> _To be done_
Give the data a second time, exactly and in full.

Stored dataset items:
============================================================

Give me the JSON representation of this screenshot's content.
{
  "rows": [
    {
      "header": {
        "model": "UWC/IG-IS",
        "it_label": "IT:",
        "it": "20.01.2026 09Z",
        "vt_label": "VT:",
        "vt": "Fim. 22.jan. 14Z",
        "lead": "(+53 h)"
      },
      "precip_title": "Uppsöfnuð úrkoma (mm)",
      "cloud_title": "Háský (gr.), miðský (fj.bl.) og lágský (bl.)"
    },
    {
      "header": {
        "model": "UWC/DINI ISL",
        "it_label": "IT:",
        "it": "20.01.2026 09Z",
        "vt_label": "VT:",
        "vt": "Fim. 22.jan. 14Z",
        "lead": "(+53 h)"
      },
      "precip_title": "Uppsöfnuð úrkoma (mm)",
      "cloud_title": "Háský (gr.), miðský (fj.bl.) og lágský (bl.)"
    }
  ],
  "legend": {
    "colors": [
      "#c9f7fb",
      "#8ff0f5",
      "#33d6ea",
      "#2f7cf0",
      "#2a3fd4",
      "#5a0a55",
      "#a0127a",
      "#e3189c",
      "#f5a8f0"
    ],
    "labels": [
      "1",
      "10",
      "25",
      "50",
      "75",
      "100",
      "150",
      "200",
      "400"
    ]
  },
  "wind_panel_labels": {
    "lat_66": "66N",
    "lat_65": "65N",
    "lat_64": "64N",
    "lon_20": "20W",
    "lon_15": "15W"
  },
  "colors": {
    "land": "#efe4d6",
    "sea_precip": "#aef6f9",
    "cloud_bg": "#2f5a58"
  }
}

============================================================

> _Task result_
Give me the JSON representation of this screenshot's content.
{
  "rows": [
    {
      "header": {
        "model": "UWC/IG-IS",
        "it_label": "IT:",
        "it": "20.01.2026 09Z",
        "vt_label": "VT:",
        "vt": "Fim. 22.jan. 14Z",
        "lead": "(+53 h)"
      },
      "precip_title": "Uppsöfnuð úrkoma (mm)",
      "cloud_title": "Háský (gr.), miðský (fj.bl.) og lágský (bl.)"
    },
    {
      "header": {
        "model": "UWC/DINI ISL",
        "it_label": "IT:",
        "it": "20.01.2026 09Z",
        "vt_label": "VT:",
        "vt": "Fim. 22.jan. 14Z",
        "lead": "(+53 h)"
      },
      "precip_title": "Uppsöfnuð úrkoma (mm)",
      "cloud_title": "Háský (gr.), miðský (fj.bl.) og lágský (bl.)"
    }
  ],
  "legend": {
    "colors": [
      "#c9f7fb",
      "#8ff0f5",
      "#33d6ea",
      "#2f7cf0",
      "#2a3fd4",
      "#5a0a55",
      "#a0127a",
      "#e3189c",
      "#f5a8f0"
    ],
    "labels": [
      "1",
      "10",
      "25",
      "50",
      "75",
      "100",
      "150",
      "200",
      "400"
    ]
  },
  "wind_panel_labels": {
    "lat_66": "66N",
    "lat_65": "65N",
    "lat_64": "64N",
    "lon_20": "20W",
    "lon_15": "15W"
  },
  "colors": {
    "land": "#efe4d6",
    "sea_precip": "#aef6f9",
    "cloud_bg": "#2f5a58"
  }
}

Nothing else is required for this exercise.